● DATA SHOWN

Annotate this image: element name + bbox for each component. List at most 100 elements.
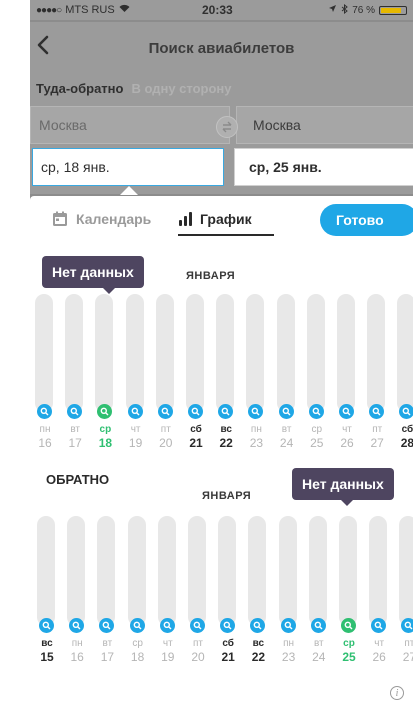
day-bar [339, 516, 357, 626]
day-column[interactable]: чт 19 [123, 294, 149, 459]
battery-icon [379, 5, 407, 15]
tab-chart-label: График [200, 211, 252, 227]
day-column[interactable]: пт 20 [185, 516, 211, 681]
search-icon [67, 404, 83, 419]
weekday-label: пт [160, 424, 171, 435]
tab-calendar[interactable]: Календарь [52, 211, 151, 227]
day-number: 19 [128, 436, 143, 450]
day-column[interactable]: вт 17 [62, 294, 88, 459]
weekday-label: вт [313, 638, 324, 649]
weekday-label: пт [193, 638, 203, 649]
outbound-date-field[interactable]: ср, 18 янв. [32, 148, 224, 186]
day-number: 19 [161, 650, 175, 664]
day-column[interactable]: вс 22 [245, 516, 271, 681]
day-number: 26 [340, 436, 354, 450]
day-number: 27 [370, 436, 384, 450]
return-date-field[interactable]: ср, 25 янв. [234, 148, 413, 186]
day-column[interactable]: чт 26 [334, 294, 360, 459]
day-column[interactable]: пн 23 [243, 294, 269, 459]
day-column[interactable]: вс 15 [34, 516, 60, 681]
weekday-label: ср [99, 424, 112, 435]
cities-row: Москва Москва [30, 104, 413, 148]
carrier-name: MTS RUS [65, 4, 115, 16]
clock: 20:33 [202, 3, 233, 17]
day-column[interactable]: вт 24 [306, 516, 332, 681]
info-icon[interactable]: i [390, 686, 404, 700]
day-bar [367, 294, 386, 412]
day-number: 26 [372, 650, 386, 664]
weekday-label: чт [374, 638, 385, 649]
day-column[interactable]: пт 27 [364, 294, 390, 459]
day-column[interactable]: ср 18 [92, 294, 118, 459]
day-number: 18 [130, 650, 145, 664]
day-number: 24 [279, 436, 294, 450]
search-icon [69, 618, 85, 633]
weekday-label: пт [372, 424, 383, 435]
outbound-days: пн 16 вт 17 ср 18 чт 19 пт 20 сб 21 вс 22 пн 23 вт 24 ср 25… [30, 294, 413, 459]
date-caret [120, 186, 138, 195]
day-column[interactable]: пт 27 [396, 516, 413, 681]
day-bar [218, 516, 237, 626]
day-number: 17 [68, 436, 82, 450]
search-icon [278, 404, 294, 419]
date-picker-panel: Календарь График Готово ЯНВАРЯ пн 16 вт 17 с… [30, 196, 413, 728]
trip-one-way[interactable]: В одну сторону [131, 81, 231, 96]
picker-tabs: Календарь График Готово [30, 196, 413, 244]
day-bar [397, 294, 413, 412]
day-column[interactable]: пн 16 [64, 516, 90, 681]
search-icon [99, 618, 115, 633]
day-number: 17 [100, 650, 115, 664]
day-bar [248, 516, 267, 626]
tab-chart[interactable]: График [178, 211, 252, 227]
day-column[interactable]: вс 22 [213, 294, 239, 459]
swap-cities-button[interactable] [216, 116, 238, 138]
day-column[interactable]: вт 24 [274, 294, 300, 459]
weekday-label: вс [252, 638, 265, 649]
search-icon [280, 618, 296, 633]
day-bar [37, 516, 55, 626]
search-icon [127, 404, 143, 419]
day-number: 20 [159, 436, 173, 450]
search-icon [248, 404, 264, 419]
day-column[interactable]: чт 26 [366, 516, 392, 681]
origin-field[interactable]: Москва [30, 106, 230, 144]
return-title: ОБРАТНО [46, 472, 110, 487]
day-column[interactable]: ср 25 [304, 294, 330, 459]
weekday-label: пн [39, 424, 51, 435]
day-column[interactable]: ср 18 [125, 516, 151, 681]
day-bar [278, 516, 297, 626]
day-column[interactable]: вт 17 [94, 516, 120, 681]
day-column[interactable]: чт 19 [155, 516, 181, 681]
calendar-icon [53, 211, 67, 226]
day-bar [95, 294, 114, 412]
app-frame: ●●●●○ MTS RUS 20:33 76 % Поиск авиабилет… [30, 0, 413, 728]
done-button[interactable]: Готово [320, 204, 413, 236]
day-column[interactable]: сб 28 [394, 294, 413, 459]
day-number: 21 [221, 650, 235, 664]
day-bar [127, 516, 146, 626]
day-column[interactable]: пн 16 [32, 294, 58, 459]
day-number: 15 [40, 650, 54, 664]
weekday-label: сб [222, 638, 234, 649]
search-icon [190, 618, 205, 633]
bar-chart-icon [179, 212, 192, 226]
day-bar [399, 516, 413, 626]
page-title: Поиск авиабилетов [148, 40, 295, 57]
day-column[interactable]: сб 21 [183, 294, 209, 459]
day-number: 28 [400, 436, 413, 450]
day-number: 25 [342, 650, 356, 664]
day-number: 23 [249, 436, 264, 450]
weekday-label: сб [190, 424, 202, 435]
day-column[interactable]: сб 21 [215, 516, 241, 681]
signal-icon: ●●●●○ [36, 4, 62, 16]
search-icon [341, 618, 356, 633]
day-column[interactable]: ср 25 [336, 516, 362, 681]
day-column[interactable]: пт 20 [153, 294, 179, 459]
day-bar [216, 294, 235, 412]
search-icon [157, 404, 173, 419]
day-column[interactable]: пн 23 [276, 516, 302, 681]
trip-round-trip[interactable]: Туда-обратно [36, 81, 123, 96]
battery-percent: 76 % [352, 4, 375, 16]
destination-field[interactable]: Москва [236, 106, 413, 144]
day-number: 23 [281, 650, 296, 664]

...

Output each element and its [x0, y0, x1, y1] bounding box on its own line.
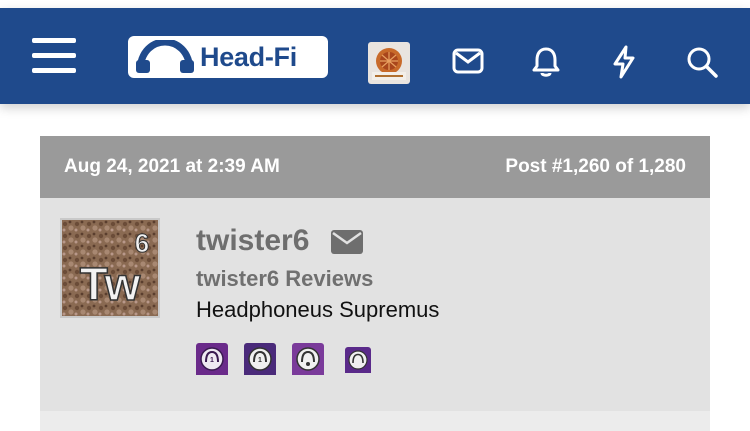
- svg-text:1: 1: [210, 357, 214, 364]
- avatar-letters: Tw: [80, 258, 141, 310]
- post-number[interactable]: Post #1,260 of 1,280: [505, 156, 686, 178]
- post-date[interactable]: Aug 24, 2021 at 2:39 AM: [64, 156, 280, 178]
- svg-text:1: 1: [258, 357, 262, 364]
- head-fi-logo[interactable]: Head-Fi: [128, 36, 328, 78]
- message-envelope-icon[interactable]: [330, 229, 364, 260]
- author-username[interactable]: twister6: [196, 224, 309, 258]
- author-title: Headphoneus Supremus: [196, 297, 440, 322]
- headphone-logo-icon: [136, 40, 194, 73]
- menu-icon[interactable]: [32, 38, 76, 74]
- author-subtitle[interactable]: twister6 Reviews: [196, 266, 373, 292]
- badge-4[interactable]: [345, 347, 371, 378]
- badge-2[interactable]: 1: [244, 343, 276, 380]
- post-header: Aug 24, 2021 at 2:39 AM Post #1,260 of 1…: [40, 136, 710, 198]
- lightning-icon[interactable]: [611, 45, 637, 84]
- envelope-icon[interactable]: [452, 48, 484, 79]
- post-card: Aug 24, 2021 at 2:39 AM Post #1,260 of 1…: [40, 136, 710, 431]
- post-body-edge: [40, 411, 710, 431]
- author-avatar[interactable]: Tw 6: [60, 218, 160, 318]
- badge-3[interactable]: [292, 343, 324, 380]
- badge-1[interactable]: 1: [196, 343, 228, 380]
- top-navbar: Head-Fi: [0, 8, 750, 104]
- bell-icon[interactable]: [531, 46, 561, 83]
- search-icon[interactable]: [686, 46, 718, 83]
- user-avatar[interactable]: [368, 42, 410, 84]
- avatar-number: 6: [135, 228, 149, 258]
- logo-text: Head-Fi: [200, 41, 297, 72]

● AIM
Copy word for word the lines of the material, starting with the line that contains "day-bar [339, 516, 357, 626]" and going on through the line that contains "day-number: 19 [161, 650, 175, 664]", with both of those lines included.

● TASK SOLUTION
day-bar [339, 516, 357, 626]
day-column[interactable]: чт 19 [123, 294, 149, 459]
battery-icon [379, 5, 407, 15]
tab-chart-label: График [200, 211, 252, 227]
day-column[interactable]: пт 20 [185, 516, 211, 681]
search-icon [67, 404, 83, 419]
weekday-label: пт [160, 424, 171, 435]
tab-calendar[interactable]: Календарь [52, 211, 151, 227]
day-number: 19 [128, 436, 143, 450]
day-column[interactable]: вт 17 [62, 294, 88, 459]
weekday-label: вт [313, 638, 324, 649]
weekday-label: пт [193, 638, 203, 649]
outbound-date-field[interactable]: ср, 18 янв. [32, 148, 224, 186]
day-number: 19 [161, 650, 175, 664]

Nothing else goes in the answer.